TASK STATEMENT → Select every line below containing the word "Firavun".

EXCERPTED DATA →
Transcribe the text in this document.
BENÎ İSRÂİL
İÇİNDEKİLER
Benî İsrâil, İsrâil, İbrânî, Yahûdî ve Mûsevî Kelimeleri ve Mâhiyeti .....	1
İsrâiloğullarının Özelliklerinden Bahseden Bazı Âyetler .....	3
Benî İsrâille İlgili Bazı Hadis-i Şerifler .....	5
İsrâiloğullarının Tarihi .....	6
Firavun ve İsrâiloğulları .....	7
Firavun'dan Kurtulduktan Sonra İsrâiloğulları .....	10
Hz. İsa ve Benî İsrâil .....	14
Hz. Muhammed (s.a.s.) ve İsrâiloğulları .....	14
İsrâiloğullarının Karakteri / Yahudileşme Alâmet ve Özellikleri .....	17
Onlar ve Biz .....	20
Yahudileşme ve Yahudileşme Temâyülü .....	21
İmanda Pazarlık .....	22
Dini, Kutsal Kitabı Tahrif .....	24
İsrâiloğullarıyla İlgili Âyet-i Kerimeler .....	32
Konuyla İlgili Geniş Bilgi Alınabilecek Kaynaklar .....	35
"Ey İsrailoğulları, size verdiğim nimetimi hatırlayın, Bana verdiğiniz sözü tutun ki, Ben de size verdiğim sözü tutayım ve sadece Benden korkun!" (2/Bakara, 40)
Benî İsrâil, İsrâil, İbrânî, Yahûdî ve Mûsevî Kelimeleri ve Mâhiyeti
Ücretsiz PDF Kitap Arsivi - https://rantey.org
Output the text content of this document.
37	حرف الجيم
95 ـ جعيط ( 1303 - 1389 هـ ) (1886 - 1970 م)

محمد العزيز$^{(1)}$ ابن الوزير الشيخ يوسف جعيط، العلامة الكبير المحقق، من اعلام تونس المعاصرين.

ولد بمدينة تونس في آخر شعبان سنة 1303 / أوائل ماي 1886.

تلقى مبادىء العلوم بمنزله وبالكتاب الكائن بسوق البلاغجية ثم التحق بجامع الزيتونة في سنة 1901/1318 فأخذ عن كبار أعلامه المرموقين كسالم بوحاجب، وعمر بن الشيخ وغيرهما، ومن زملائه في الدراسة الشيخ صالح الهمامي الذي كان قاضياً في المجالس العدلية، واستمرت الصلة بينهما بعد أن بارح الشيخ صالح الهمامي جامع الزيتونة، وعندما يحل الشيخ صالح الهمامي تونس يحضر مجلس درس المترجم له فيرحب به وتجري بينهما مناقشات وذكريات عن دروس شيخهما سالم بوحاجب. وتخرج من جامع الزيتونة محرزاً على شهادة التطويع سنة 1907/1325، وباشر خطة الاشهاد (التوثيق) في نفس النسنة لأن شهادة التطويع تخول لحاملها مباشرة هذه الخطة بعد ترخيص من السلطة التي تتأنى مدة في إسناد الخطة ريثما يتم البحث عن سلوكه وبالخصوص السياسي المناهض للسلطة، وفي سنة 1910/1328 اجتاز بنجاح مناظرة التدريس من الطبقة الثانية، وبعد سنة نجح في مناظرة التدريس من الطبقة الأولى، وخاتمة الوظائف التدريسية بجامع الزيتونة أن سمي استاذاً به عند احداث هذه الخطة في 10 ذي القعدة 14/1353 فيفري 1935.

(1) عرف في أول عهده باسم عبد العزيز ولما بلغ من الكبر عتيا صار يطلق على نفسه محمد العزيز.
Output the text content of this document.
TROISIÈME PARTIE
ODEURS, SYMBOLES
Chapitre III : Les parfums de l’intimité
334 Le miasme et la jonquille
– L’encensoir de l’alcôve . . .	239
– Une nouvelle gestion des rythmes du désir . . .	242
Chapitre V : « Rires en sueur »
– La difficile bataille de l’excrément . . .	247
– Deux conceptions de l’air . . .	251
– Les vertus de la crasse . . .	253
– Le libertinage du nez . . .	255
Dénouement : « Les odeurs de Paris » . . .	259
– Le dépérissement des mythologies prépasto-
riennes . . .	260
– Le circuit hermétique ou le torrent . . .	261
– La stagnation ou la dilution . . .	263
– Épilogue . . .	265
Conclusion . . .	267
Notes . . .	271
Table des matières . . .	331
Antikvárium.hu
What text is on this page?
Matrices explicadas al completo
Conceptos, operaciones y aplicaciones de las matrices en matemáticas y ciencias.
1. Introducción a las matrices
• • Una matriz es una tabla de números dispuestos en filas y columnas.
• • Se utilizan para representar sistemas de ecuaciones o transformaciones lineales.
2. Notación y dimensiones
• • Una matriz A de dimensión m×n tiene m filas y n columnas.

SOLUTION TO THIS PROBLEM →
Firavun ve İsrâiloğulları .....	7
Firavun'dan Kurtulduktan Sonra İsrâiloğulları .....	10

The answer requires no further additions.